» **AIM A**: Set down the records unchanged, copying the stretch from their first line through the line containing "data-point[interactable] [228,169,233,174]", with both ends included.

» **SELECTED EXTRACT**:
+ + + + + + +
Definition of CONSUMMATE


1: complete in every detail : perfect

2: extremely skilled and accomplished
3: of the highest degree

-- Merriam Webster online.

 In order to talk further about the question I've raised re: the nature of Jack Kirby's creativity, I find myself drawn back to Langer's use of this term, "unconsummated symbol," in order to suss out some of the different levels of expressive power found in his work.

My first approach with the brilliant philosopher Langer is, unfortunately, to correct her terminology.  On a minor note first, I would not call music itself a "symbolic form."  The philospher most associated with that term, under whom Langer studied in the 1930s, was Ernst Cassirer, and he tended to use the term "form" only for those large-scale phenomena of human culture that could not profitably reduce into one another, such as Art, Science, and Philosophy.  "Music," being a subdivision of Art, would be better considered as a "symbolic discourse."

Langer is entirely correct, however, that pure music, unalloyed with lyrics or other forms of artistic expression, has no "permanent contents," and that it expresses emotion but cannot assert thought as such, even to the extent that a wordless comics sequence may.  Yet her use of the term "unconsummated" is badly chosen because it suggests transience, as if music had not yet reached its consummation (devoutly to be wished, surely!) but that it might do so at some future date.
+ + + + + + +
» **AIM B**: Resume the essay on Langer's "unconsummated symbol" and Jack Kirby's creativity, picking up after its last sentence.

[Some records]
+ + + + + + +
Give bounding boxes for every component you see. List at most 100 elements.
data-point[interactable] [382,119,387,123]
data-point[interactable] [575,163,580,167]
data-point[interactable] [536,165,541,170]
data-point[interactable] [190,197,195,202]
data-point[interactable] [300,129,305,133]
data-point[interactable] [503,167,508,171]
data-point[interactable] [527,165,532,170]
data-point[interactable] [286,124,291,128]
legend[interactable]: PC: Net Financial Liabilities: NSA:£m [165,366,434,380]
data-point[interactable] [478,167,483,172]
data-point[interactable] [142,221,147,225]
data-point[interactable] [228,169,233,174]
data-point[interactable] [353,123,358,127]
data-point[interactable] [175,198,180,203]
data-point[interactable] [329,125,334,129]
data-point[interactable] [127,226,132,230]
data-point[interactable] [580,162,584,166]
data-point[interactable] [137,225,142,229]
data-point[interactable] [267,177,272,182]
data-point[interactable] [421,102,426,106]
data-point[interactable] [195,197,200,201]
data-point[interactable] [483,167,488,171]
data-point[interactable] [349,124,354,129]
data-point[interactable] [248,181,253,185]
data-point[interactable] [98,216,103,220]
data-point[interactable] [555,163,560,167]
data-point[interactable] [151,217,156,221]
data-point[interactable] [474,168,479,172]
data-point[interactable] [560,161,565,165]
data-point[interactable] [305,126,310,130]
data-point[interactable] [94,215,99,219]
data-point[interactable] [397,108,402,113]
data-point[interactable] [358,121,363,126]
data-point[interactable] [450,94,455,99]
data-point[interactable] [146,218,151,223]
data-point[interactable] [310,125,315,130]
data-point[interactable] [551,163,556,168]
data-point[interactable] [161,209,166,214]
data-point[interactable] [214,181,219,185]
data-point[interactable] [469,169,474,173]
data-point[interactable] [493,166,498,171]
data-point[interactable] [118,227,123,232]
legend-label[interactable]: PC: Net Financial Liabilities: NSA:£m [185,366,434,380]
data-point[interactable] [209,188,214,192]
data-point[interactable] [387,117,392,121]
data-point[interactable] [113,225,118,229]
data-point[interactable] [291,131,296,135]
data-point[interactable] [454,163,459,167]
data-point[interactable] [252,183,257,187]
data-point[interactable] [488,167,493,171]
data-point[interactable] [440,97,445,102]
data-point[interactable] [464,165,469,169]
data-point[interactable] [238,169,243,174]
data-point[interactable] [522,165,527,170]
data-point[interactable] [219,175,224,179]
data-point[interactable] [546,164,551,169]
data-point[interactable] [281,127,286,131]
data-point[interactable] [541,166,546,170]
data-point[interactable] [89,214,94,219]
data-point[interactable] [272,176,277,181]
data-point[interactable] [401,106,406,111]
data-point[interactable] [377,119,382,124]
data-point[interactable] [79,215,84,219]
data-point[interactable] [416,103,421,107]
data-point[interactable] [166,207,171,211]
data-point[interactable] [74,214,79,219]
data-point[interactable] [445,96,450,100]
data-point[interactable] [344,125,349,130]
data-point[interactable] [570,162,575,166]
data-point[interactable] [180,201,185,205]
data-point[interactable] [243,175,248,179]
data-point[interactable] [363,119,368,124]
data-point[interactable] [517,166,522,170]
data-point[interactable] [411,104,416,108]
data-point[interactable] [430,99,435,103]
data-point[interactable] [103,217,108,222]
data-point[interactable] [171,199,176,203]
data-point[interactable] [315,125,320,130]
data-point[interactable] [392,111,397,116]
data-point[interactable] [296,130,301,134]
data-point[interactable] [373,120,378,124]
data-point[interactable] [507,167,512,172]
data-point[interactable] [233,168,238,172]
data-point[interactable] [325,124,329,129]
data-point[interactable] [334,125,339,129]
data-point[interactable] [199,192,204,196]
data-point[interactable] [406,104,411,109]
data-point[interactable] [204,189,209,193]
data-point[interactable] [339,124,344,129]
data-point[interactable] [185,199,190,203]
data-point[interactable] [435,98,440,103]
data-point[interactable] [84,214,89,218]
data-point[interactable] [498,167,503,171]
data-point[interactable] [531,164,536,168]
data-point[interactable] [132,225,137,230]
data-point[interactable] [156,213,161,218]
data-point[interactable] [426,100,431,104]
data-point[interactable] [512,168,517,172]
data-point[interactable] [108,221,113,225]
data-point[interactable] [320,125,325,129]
+ + + + + + +
» **EXERCISE OUTPUT A**:
Give bounding boxes for every component you see. List at most 100 elements.
data-point[interactable] [382,119,387,123]
data-point[interactable] [575,163,580,167]
data-point[interactable] [536,165,541,170]
data-point[interactable] [190,197,195,202]
data-point[interactable] [300,129,305,133]
data-point[interactable] [503,167,508,171]
data-point[interactable] [527,165,532,170]
data-point[interactable] [286,124,291,128]
legend[interactable]: PC: Net Financial Liabilities: NSA:£m [165,366,434,380]
data-point[interactable] [478,167,483,172]
data-point[interactable] [142,221,147,225]
data-point[interactable] [228,169,233,174]

» **EXERCISE OUTPUT B**:
There is no official dictionary term for a state in which it is impossible for a person or thing to become "complete in every detail."  However, I experimented with the neologism "inconsummatable," and found that a few Internet sites had also used it to mean pretty much what I meant.  Thus it is proper to say that music is an "inconsummatable symbolic discourse," in that, *if* one accepts that Art should be capable of both articulation and assertion, expressiveness and expression, then music can never be "complete" in the sense that other art-forms can.  This takes absolutely nothing away from music, for it's a judgment that can only be made within the cited definition of art's completeness.  Viewing art as having this dual capacity for assertion and expressiveness makes for a convenient heuristic tool in terms of judging other forms of symbolic discourse which *do* have the capacity for consummation on both levels.

Now, dictionaries do recognize that the opposite of the adjectival "consummate" is "inconsummate," which means precisely the same as "unconsummated."  Both mean that a given object has not reached a state of completeness.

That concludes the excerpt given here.